Records about charts and figures
* Start *
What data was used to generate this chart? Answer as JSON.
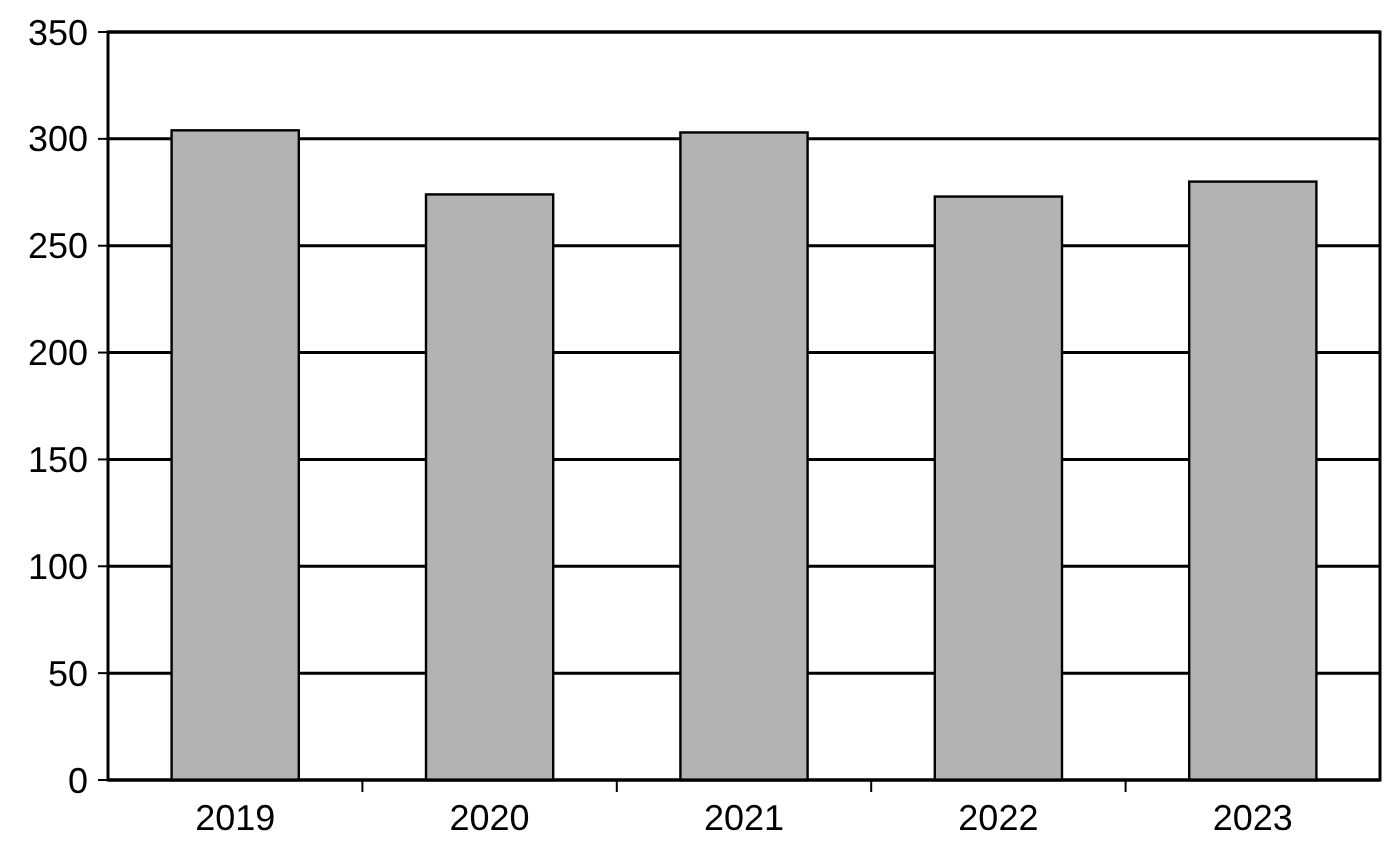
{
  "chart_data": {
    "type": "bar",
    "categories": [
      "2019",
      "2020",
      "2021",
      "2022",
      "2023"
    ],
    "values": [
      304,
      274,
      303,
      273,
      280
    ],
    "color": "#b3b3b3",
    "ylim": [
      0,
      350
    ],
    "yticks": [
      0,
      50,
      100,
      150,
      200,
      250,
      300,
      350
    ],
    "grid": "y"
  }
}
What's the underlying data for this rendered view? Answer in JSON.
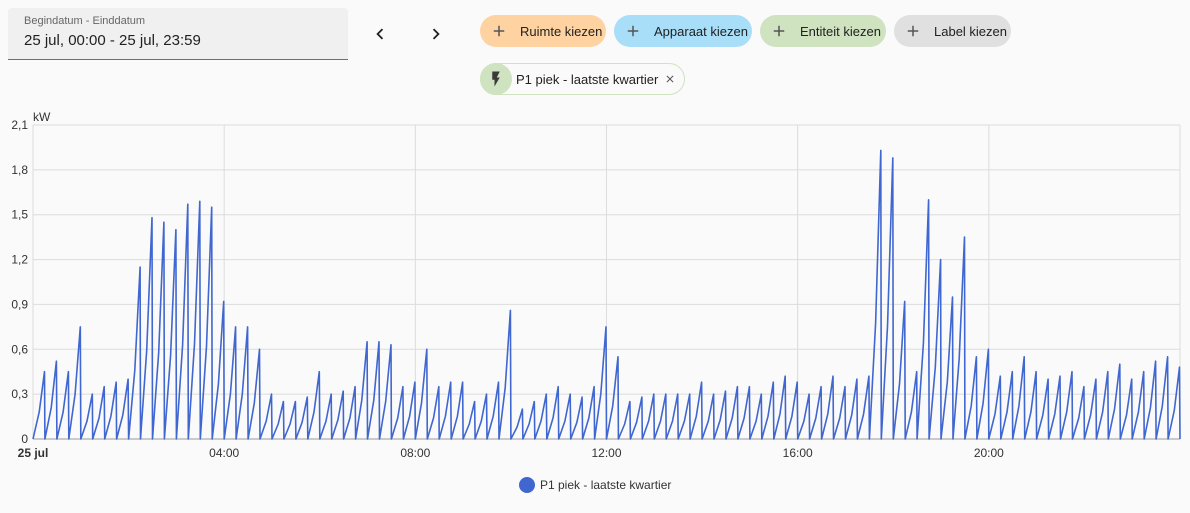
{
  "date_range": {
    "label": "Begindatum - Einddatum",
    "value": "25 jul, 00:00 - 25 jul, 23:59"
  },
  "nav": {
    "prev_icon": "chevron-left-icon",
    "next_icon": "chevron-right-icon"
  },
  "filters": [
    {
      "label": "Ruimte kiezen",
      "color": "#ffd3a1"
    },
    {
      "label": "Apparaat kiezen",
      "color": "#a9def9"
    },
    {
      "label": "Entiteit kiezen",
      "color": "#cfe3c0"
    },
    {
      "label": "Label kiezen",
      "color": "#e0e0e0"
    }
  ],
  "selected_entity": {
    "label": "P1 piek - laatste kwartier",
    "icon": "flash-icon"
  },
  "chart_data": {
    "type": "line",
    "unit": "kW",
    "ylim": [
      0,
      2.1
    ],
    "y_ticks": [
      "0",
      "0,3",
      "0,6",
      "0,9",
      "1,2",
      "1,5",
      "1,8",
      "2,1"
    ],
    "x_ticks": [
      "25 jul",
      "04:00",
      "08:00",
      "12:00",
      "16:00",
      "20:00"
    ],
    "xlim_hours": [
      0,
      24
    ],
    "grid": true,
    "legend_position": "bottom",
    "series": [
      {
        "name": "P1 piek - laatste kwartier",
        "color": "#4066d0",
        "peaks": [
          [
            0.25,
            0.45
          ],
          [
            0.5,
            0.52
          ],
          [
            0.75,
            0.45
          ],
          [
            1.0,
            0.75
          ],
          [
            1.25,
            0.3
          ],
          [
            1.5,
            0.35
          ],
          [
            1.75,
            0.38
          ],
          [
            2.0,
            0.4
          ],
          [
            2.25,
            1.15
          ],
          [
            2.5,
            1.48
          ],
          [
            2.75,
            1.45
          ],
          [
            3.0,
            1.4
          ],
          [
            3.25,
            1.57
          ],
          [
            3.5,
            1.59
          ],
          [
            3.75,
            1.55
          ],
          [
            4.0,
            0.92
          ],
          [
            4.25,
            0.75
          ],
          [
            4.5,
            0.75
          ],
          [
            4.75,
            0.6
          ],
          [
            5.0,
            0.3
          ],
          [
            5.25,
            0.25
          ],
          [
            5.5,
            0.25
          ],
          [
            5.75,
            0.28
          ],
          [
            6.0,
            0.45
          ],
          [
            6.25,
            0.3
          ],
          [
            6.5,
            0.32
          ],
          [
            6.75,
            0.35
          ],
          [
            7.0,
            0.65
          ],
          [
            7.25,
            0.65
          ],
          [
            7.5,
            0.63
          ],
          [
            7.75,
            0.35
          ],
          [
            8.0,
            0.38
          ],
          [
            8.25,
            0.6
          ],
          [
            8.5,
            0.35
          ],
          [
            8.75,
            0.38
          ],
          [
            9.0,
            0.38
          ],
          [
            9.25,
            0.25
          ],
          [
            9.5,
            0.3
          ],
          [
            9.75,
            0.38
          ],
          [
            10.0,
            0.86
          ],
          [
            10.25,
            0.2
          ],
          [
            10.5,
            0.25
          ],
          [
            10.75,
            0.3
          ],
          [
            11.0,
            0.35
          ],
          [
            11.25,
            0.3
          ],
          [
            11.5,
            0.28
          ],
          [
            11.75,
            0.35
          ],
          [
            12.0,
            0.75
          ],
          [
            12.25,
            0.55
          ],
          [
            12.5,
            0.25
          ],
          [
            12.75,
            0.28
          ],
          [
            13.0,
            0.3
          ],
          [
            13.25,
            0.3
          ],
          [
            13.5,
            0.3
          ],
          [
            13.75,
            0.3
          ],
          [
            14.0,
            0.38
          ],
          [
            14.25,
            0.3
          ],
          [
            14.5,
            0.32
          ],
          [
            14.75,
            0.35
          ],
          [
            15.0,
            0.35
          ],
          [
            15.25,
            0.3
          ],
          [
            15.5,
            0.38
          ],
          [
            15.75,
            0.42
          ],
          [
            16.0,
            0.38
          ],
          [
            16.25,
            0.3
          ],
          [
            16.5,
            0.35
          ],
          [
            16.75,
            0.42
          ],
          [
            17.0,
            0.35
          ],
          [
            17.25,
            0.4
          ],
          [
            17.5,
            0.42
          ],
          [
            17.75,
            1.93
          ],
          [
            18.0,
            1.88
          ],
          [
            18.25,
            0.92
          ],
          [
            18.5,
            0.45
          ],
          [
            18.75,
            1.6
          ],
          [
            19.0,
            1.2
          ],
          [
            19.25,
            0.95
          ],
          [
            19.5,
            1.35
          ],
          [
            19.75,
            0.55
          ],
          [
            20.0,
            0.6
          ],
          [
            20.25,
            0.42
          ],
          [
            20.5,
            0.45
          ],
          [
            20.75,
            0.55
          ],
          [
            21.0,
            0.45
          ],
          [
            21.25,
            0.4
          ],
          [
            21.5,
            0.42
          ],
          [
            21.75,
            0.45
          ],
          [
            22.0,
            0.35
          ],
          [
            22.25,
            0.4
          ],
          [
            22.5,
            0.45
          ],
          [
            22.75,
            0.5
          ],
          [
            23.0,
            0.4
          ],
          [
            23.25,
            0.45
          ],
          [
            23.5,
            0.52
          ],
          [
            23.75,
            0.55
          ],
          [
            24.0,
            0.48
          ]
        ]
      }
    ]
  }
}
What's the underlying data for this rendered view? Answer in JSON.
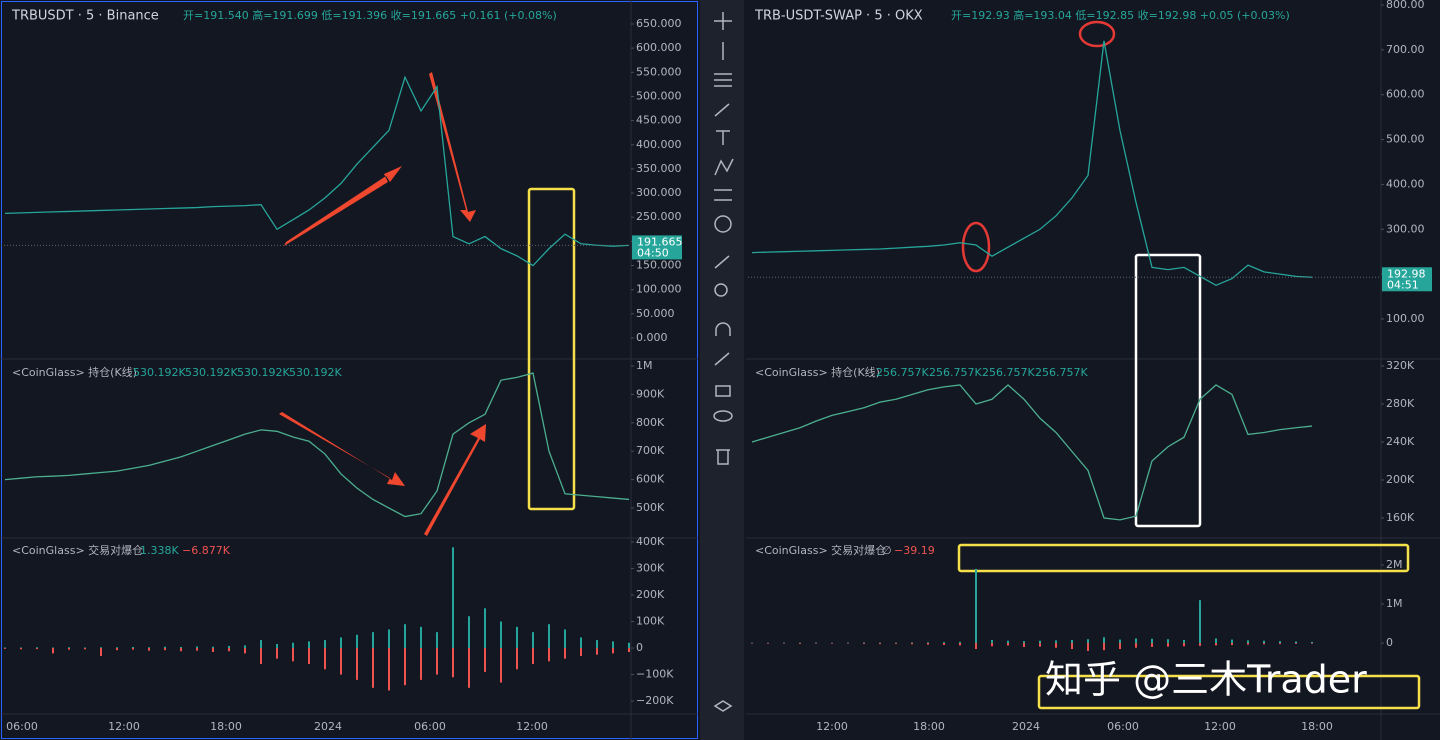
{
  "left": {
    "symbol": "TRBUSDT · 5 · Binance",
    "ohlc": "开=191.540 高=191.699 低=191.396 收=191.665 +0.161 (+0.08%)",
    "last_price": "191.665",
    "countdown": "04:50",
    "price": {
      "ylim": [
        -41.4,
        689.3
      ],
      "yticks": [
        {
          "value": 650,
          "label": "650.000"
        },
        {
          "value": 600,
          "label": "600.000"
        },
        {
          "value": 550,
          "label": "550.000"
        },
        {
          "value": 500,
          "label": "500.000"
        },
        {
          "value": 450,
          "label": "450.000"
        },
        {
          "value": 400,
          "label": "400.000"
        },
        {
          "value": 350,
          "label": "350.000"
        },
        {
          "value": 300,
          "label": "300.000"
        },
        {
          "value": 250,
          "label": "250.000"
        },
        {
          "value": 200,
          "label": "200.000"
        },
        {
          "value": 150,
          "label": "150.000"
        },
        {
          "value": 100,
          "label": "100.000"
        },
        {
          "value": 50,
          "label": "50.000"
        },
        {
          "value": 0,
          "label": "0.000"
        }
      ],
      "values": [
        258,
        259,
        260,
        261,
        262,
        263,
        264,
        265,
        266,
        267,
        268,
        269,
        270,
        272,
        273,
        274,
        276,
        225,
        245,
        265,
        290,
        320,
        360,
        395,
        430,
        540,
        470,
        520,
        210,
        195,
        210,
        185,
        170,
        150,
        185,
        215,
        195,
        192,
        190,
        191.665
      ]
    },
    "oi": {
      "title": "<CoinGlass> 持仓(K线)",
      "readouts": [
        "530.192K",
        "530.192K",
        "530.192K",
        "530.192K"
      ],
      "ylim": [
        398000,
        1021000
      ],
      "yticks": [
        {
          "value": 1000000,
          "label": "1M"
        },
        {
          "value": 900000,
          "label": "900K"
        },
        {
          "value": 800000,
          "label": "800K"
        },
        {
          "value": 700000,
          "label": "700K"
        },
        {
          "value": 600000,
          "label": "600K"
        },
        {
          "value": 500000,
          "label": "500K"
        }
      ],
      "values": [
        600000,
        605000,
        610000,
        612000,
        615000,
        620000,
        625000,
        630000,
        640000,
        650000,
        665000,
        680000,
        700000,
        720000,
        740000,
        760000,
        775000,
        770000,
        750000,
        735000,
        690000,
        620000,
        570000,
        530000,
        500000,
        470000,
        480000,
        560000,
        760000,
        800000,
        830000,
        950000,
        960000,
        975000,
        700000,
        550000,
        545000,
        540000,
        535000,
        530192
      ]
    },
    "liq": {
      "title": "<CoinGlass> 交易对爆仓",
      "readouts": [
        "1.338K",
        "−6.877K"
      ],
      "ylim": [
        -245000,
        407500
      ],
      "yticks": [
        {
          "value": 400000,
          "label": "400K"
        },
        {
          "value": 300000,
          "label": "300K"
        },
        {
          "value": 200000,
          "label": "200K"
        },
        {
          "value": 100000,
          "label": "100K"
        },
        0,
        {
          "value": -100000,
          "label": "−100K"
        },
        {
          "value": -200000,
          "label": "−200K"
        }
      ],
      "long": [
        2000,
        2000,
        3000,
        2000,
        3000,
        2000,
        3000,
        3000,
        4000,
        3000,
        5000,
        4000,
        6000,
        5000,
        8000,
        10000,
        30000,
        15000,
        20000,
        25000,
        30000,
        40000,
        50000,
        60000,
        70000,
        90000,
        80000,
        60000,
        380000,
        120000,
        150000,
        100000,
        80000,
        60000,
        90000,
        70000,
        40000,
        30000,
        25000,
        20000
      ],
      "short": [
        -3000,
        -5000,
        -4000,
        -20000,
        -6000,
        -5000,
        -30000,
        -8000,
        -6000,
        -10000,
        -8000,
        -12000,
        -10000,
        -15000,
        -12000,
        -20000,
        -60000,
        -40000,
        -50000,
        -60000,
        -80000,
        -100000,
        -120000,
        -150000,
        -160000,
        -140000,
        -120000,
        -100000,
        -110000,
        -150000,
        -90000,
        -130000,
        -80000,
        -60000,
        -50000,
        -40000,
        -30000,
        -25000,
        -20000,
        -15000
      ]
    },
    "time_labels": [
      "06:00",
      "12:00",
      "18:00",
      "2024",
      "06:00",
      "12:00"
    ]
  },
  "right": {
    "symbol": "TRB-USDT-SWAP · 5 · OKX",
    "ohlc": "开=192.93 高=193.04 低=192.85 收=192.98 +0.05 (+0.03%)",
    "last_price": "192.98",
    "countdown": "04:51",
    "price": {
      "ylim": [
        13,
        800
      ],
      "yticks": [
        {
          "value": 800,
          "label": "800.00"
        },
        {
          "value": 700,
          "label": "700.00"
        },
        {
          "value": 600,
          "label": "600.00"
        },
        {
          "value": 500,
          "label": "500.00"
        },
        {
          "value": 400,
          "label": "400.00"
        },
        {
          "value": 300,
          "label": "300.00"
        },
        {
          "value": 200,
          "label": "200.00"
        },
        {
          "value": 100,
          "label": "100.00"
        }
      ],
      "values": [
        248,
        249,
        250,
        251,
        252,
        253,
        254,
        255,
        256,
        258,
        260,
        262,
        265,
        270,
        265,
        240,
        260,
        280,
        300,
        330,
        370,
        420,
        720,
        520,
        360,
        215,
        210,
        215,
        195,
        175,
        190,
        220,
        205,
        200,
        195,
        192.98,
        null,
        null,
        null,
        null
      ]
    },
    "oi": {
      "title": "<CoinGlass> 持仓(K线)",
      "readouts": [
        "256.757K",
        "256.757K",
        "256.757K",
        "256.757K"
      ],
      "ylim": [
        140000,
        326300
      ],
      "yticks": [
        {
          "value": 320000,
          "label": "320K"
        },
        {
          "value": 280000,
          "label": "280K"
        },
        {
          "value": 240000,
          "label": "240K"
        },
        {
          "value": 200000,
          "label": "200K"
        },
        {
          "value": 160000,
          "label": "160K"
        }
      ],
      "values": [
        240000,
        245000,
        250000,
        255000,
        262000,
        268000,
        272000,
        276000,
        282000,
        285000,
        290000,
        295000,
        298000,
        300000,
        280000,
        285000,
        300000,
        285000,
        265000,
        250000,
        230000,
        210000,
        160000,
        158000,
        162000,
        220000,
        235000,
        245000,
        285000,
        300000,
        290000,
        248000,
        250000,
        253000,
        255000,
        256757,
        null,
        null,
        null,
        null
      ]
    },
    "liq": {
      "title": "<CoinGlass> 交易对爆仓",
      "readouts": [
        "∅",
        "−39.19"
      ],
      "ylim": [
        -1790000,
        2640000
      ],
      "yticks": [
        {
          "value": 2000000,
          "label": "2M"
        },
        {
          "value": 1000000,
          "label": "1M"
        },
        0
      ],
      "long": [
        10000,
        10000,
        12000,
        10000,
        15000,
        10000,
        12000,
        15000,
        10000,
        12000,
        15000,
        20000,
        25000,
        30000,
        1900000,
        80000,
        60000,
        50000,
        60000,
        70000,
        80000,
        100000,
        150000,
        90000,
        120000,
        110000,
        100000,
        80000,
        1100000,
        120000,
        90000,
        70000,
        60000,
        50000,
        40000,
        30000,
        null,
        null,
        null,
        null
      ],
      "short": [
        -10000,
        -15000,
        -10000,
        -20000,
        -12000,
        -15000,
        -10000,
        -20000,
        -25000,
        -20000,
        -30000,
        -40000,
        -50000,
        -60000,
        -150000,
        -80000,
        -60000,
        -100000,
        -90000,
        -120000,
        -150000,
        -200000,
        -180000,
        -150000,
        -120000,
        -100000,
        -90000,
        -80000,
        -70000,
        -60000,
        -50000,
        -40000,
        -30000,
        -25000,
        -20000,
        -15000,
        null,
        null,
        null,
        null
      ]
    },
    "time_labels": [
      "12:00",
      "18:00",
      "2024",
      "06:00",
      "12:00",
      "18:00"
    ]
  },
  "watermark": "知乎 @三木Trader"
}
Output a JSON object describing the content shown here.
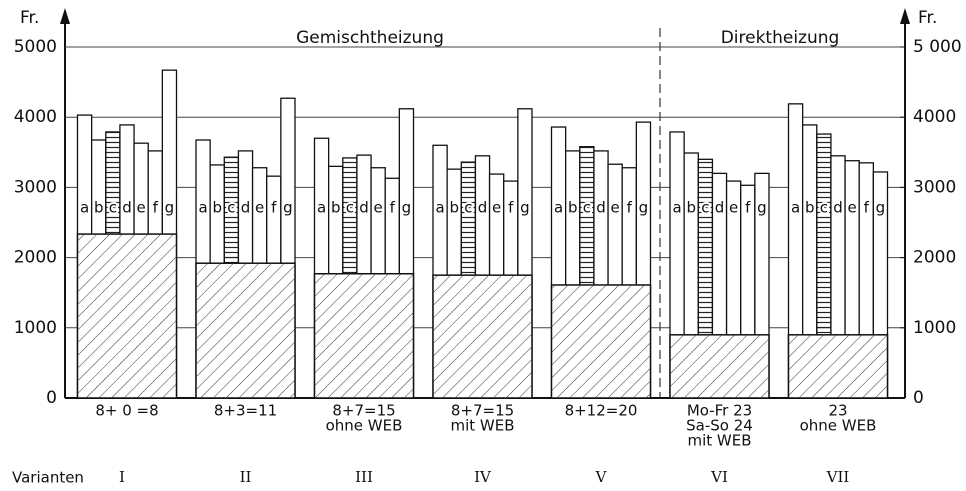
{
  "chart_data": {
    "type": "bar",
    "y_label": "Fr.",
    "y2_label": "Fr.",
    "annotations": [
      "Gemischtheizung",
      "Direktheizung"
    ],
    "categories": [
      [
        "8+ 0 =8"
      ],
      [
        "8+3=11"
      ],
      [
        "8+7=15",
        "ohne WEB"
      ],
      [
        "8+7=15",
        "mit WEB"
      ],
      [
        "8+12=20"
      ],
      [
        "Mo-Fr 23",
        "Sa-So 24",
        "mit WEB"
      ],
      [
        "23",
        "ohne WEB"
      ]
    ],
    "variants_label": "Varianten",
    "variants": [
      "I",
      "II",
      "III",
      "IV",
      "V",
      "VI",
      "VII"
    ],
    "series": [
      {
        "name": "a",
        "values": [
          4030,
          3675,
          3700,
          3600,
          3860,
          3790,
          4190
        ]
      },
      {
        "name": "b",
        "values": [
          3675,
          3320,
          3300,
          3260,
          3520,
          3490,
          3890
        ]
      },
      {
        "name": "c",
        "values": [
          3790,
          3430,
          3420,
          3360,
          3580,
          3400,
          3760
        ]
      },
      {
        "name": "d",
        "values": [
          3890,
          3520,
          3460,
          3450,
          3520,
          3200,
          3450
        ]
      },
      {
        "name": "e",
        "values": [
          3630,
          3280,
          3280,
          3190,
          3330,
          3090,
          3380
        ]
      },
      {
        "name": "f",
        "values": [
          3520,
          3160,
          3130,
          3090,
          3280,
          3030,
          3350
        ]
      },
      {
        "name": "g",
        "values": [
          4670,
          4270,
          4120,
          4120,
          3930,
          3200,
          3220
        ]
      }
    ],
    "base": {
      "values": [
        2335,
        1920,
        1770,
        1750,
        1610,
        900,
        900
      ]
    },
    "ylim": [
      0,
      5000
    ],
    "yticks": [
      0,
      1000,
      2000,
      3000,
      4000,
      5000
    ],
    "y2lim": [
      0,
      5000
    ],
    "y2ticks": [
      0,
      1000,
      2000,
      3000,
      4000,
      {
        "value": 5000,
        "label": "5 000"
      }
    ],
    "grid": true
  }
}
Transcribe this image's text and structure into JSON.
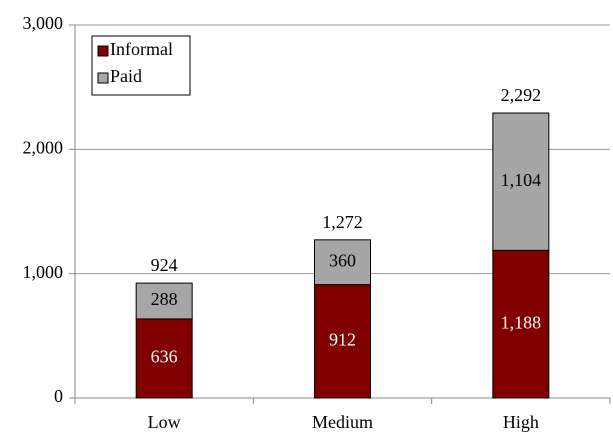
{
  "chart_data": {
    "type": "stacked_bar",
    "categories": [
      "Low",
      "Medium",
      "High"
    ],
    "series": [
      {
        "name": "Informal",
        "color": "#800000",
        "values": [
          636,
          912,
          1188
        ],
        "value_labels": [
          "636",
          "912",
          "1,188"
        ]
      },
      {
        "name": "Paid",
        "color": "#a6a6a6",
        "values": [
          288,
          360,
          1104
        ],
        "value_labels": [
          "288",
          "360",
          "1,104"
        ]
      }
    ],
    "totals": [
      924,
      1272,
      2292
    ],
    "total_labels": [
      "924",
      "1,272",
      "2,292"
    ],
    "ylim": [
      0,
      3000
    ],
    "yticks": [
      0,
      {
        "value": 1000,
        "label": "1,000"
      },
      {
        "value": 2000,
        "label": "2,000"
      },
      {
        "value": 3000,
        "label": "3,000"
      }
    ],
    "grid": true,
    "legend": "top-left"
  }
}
* End *
= What the exercise asks =
Look through the entries above and report each line where the string "laatste" occurs.

= Solution for this task =
    "label": "P1 piek - laatste kwartier",
        "name": "P1 piek - laatste kwartier",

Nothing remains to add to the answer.